Layout coordinate data
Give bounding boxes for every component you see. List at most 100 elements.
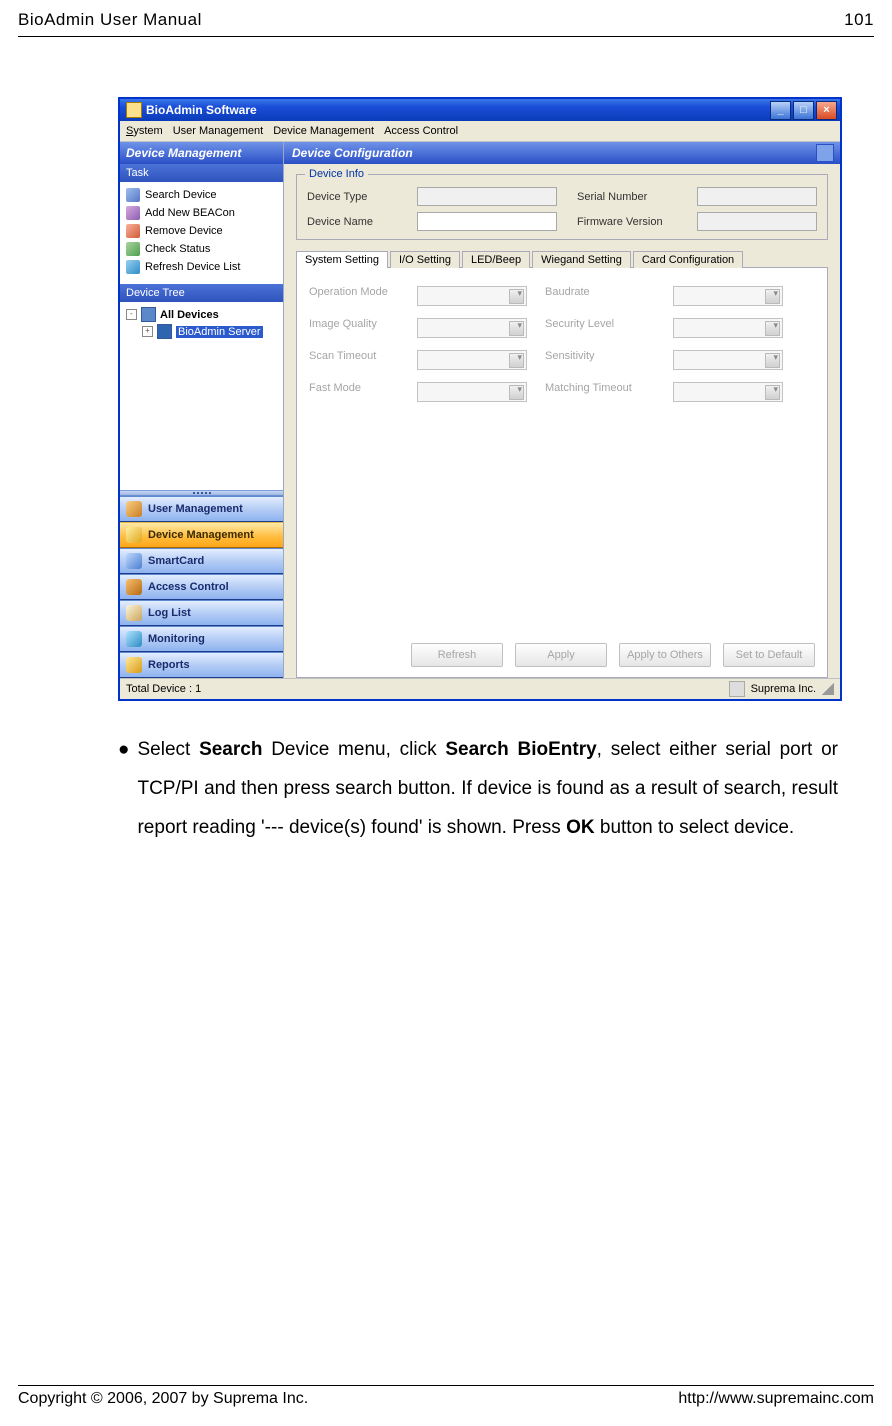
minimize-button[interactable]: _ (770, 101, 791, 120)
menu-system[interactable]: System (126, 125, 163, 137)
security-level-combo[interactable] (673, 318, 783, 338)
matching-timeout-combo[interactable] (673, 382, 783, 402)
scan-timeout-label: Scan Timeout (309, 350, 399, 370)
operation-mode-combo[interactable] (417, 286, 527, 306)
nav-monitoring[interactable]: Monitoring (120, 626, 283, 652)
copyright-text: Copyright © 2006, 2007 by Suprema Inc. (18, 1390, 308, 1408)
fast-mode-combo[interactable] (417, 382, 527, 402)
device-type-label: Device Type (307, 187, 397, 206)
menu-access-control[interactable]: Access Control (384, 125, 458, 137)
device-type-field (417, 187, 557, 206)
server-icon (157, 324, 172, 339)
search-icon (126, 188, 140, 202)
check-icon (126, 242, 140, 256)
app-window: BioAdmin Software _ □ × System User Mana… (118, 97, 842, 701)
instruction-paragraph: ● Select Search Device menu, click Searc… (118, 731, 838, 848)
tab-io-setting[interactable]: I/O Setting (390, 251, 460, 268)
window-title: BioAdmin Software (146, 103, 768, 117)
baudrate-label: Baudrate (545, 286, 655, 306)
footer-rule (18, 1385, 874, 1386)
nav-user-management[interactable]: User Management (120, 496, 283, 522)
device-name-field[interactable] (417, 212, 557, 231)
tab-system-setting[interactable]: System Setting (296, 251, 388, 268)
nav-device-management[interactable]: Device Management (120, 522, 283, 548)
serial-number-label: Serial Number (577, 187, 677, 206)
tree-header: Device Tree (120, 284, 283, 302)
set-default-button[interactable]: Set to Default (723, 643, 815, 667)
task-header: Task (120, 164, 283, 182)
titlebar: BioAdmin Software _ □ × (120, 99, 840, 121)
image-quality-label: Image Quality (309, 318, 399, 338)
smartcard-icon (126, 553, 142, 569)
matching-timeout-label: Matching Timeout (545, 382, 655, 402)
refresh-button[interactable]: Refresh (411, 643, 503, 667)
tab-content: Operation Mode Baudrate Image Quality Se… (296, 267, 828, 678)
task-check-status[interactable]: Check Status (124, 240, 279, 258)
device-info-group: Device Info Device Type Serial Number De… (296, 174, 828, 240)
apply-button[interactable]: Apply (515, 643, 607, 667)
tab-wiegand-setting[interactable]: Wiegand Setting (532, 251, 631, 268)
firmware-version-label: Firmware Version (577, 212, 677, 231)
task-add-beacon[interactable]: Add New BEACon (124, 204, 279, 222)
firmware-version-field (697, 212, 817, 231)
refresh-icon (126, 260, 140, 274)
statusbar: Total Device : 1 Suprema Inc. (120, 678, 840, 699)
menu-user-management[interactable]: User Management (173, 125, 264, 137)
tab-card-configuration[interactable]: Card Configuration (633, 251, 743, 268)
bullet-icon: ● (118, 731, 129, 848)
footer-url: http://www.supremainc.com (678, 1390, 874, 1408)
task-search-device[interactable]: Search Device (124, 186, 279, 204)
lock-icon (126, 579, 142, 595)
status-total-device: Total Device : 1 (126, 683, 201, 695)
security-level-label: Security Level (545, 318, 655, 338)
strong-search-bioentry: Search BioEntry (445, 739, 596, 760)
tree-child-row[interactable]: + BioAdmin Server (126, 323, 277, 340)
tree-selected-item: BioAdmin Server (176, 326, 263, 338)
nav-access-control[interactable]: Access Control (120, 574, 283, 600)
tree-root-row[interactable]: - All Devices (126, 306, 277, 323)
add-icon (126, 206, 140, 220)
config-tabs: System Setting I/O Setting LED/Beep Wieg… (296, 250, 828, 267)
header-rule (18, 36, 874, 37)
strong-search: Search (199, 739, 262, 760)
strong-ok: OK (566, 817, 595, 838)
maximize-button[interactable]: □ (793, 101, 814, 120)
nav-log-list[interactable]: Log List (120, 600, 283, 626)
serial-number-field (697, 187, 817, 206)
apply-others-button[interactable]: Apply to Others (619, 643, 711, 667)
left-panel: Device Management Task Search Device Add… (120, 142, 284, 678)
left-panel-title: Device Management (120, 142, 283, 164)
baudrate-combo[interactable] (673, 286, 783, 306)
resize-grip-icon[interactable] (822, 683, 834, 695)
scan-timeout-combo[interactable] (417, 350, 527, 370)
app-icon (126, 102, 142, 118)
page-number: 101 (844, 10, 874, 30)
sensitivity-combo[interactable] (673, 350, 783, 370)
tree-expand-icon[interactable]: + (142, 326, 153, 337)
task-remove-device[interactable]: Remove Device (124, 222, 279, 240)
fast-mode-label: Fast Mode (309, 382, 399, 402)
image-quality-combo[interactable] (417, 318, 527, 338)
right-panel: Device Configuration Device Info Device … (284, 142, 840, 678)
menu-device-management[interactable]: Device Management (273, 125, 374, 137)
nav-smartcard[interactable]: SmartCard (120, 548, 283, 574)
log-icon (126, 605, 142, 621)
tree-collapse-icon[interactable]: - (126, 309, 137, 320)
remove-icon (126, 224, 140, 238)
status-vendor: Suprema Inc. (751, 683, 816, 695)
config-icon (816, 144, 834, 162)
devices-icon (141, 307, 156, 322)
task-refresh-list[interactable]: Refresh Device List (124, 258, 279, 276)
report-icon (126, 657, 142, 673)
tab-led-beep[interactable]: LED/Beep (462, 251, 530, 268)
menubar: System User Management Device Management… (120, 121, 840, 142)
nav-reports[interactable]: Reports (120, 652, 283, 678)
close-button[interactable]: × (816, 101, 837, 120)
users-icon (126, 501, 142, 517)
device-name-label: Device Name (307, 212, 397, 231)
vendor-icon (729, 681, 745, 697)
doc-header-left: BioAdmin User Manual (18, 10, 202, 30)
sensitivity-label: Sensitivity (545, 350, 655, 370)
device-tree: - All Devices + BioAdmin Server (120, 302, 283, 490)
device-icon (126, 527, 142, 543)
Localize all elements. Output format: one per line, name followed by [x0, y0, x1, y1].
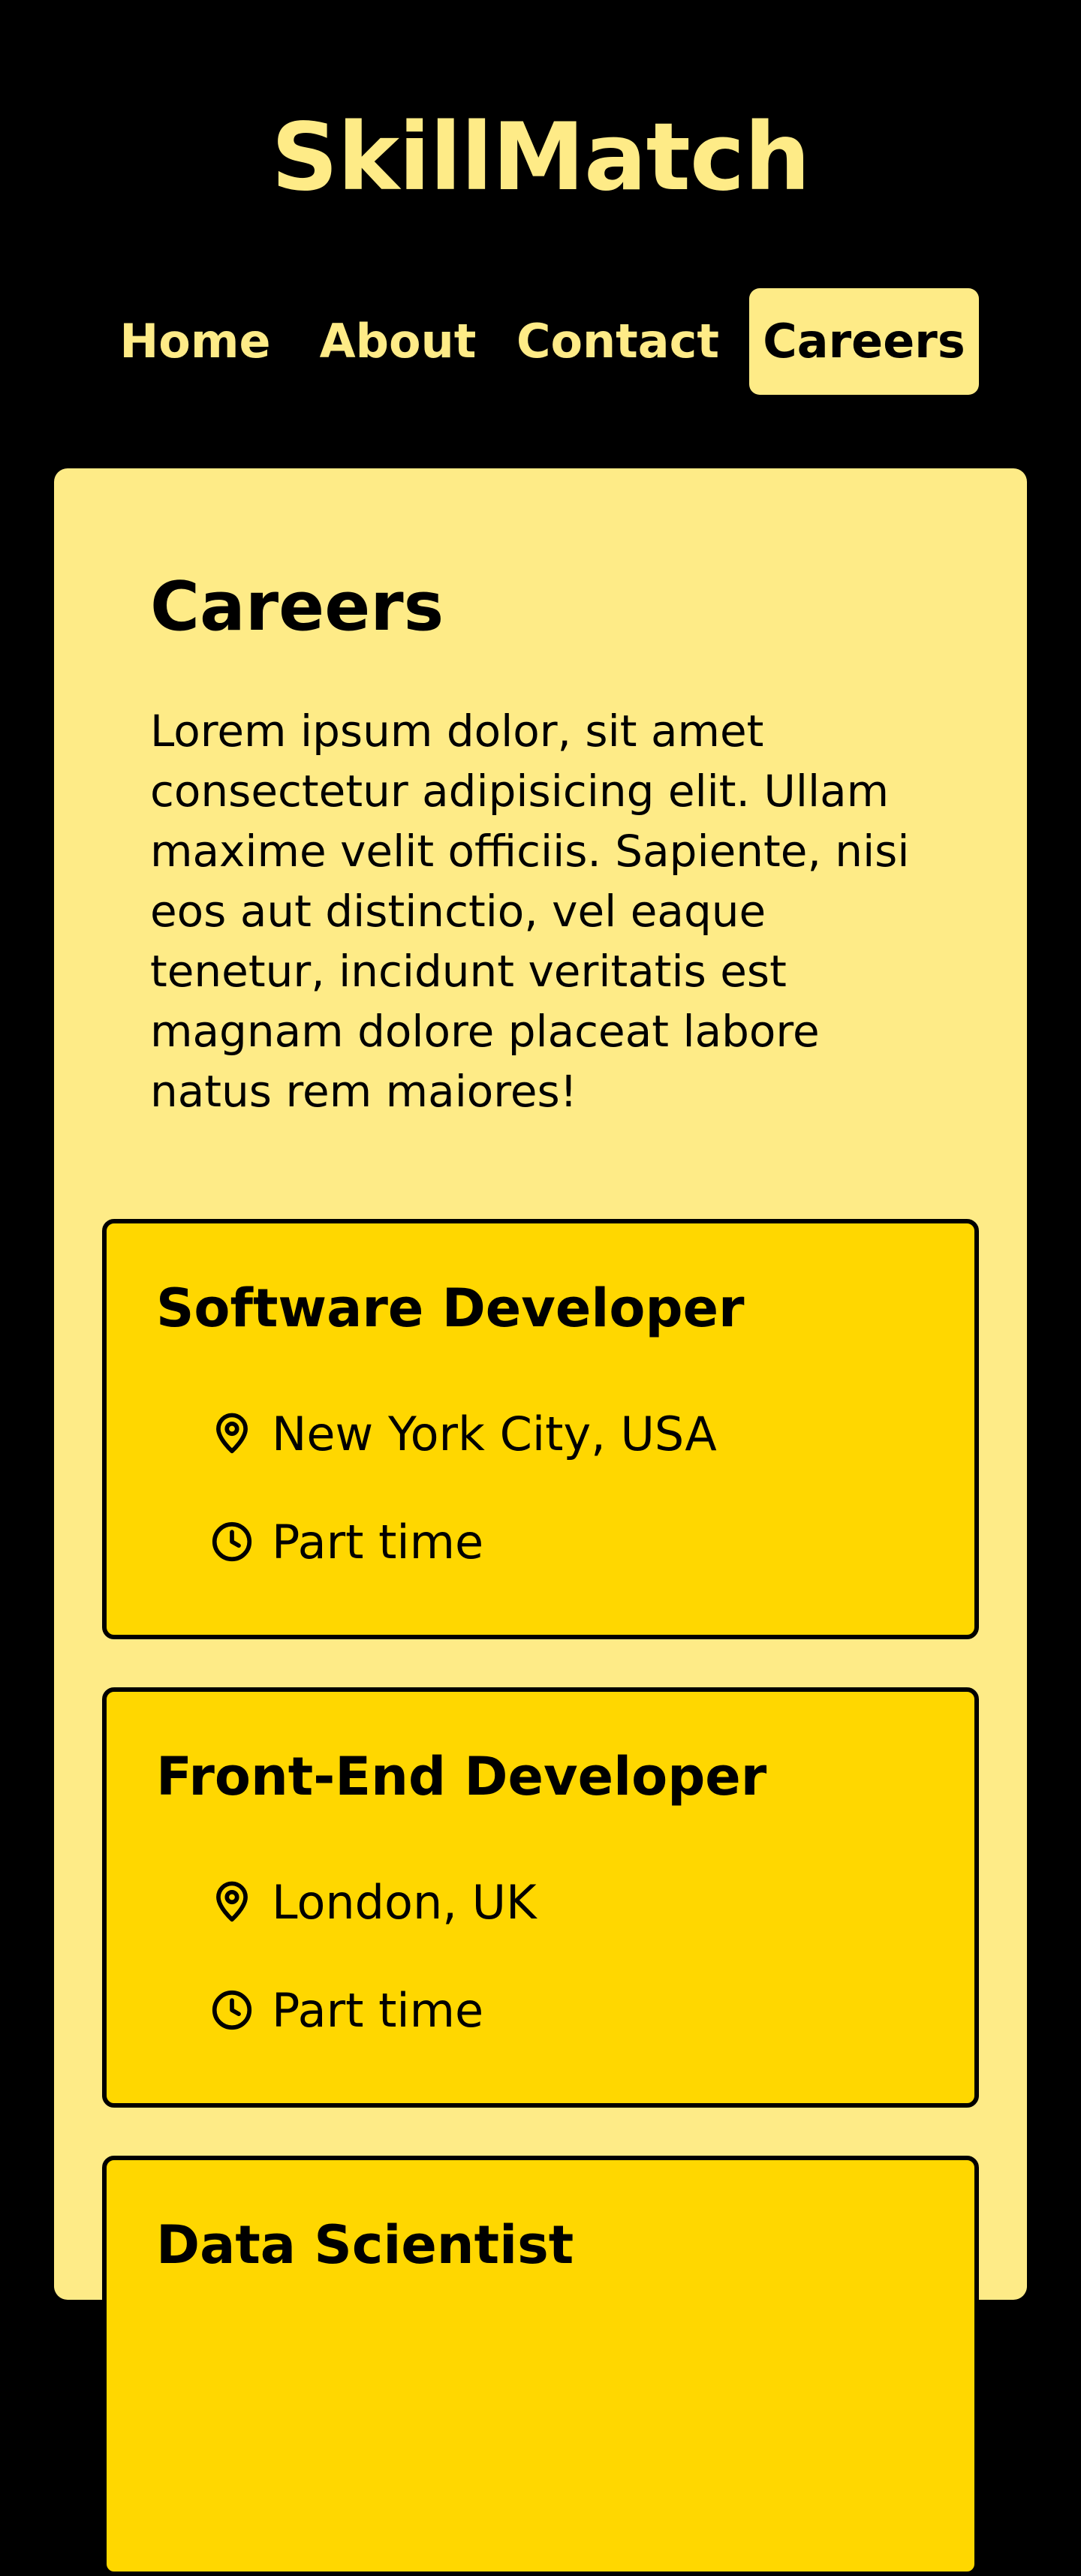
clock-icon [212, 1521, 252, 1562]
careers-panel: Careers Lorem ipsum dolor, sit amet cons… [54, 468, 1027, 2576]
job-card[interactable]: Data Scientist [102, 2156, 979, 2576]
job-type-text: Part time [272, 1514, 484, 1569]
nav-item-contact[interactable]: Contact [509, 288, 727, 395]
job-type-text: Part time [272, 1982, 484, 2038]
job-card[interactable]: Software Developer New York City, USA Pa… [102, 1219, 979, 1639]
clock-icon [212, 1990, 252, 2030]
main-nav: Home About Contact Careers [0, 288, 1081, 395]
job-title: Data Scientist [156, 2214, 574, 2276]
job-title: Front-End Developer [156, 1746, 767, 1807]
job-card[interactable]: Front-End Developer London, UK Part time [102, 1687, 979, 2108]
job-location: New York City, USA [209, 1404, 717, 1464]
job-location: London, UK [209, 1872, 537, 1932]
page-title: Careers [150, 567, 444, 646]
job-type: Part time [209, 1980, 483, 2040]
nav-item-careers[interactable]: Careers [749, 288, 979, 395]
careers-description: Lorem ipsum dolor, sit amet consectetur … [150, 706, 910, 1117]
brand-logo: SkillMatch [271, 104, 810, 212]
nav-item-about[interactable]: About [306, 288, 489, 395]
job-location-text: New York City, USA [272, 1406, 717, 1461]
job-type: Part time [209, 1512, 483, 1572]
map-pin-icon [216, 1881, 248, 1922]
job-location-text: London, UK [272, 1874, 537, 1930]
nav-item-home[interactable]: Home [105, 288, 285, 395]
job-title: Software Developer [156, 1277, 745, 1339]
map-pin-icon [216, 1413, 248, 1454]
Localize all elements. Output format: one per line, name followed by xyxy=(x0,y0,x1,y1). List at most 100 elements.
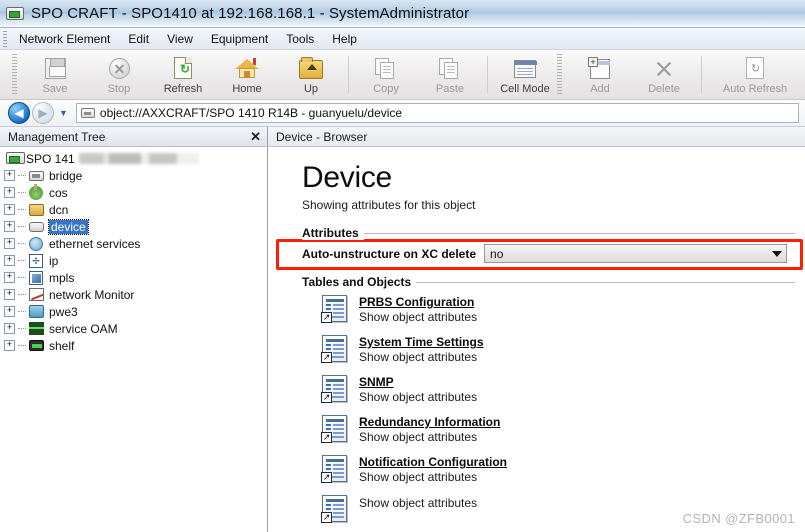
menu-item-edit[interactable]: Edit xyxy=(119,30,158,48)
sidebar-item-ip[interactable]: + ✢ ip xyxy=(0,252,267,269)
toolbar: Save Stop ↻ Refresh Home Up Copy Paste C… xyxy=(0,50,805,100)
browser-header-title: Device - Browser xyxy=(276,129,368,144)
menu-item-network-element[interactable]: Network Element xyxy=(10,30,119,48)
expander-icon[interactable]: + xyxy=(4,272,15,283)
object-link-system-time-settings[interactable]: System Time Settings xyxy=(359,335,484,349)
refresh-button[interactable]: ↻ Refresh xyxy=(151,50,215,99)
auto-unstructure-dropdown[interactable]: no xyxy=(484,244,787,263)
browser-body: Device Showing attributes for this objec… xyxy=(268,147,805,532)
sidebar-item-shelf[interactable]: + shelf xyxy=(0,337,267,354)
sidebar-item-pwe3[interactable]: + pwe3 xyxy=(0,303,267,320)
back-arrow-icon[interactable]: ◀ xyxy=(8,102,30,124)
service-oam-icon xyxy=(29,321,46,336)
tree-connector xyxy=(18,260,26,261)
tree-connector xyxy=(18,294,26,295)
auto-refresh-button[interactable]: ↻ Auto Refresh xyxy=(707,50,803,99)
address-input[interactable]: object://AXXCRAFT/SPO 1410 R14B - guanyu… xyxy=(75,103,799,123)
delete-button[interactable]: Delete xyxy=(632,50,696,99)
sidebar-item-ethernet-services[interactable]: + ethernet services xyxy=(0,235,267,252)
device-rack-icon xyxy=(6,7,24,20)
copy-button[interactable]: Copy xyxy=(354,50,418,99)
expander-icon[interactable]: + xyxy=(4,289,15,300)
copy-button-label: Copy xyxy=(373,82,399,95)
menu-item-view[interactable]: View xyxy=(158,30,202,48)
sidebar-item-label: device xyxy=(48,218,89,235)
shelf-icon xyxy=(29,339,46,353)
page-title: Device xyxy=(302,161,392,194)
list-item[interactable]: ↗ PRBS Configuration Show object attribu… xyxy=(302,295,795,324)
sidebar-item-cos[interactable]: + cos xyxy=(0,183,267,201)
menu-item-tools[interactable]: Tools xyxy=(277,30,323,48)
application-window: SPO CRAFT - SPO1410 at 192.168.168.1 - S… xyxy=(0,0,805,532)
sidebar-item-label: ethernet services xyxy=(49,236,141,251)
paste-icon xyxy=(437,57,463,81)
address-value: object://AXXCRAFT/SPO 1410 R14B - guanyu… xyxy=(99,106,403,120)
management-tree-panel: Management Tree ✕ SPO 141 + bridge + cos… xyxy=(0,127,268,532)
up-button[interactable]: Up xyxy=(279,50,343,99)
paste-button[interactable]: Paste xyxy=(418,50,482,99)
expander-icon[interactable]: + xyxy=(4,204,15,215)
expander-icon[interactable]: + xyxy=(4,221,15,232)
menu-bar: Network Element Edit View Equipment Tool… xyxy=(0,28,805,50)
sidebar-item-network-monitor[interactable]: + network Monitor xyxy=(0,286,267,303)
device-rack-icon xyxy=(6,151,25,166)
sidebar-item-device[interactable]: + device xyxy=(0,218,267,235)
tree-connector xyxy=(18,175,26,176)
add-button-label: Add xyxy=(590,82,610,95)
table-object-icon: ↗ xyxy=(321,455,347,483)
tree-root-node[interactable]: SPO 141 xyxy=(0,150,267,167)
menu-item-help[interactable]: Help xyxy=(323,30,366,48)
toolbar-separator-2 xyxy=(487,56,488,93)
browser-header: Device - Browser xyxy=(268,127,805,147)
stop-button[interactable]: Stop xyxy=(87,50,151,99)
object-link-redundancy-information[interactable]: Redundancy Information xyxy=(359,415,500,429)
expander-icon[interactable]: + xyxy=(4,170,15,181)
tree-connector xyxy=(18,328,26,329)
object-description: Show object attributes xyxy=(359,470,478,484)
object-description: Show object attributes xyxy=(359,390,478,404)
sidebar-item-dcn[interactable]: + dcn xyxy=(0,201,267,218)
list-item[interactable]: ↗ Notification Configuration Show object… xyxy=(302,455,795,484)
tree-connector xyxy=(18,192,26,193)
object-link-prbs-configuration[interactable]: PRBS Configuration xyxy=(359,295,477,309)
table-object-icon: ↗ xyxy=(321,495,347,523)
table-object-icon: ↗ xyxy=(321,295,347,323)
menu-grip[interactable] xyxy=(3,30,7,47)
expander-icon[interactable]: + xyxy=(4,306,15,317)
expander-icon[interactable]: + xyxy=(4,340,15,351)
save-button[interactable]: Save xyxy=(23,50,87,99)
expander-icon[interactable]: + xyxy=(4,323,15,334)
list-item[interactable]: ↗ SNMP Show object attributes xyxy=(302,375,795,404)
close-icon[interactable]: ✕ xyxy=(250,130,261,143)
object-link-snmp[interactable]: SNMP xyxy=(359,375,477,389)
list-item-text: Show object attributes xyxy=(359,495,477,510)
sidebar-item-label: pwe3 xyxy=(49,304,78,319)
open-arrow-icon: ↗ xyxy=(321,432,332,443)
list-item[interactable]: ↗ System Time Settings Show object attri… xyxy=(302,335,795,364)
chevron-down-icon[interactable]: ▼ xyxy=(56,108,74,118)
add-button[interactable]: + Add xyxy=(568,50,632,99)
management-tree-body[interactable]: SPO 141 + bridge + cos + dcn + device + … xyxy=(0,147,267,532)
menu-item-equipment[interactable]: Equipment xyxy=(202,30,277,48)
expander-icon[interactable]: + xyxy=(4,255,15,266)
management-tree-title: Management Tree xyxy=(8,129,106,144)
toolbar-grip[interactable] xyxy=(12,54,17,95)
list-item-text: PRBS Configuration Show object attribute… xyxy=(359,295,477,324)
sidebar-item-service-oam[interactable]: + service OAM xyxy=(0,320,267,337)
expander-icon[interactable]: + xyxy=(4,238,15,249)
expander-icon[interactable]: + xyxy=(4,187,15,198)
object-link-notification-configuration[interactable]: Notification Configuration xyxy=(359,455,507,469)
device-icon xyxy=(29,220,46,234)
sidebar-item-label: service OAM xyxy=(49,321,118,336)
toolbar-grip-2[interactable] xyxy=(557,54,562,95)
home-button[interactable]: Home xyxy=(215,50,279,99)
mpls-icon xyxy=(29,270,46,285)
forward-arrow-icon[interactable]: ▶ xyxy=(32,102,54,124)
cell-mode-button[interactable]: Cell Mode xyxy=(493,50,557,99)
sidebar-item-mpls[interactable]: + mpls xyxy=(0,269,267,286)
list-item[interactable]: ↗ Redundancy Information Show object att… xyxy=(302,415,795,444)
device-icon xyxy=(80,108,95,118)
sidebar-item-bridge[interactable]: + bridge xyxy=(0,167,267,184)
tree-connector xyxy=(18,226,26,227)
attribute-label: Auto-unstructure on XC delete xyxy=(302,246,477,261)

> _Instruction_:
Could you repeat, word for word, everything above from the line containing "clock-icon [212, 1521, 252, 1562]" down to the line containing "xyxy=(x0,y0,x1,y1). List at most 100 elements.", including both of those lines?

> _Solved problem_:
clock-icon [212, 1521, 252, 1562]
careers-panel: Careers Lorem ipsum dolor, sit amet cons… [54, 468, 1027, 2576]
job-card[interactable]: Data Scientist [102, 2156, 979, 2576]
job-type-text: Part time [272, 1514, 484, 1569]
nav-item-contact[interactable]: Contact [509, 288, 727, 395]
job-type-text: Part time [272, 1982, 484, 2038]
job-card[interactable]: Software Developer New York City, USA Pa… [102, 1219, 979, 1639]
clock-icon [212, 1990, 252, 2030]
main-nav: Home About Contact Careers [0, 288, 1081, 395]
job-title: Data Scientist [156, 2214, 574, 2276]
job-title: Front-End Developer [156, 1746, 767, 1807]
job-card[interactable]: Front-End Developer London, UK Part time [102, 1687, 979, 2108]
job-location: New York City, USA [209, 1404, 717, 1464]
job-location: London, UK [209, 1872, 537, 1932]
page-title: Careers [150, 567, 444, 646]
job-type: Part time [209, 1980, 483, 2040]
nav-item-careers[interactable]: Careers [749, 288, 979, 395]
careers-description: Lorem ipsum dolor, sit amet consectetur … [150, 706, 910, 1117]
brand-logo: SkillMatch [271, 104, 810, 212]
nav-item-about[interactable]: About [306, 288, 489, 395]
job-location-text: New York City, USA [272, 1406, 717, 1461]
job-type: Part time [209, 1512, 483, 1572]
map-pin-icon [216, 1881, 248, 1922]
job-location-text: London, UK [272, 1874, 537, 1930]
nav-item-home[interactable]: Home [105, 288, 285, 395]
job-title: Software Developer [156, 1277, 745, 1339]
map-pin-icon [216, 1413, 248, 1454]
Localize all elements. Output format: one per line, name followed by xyxy=(x0,y0,x1,y1). List at most 100 elements.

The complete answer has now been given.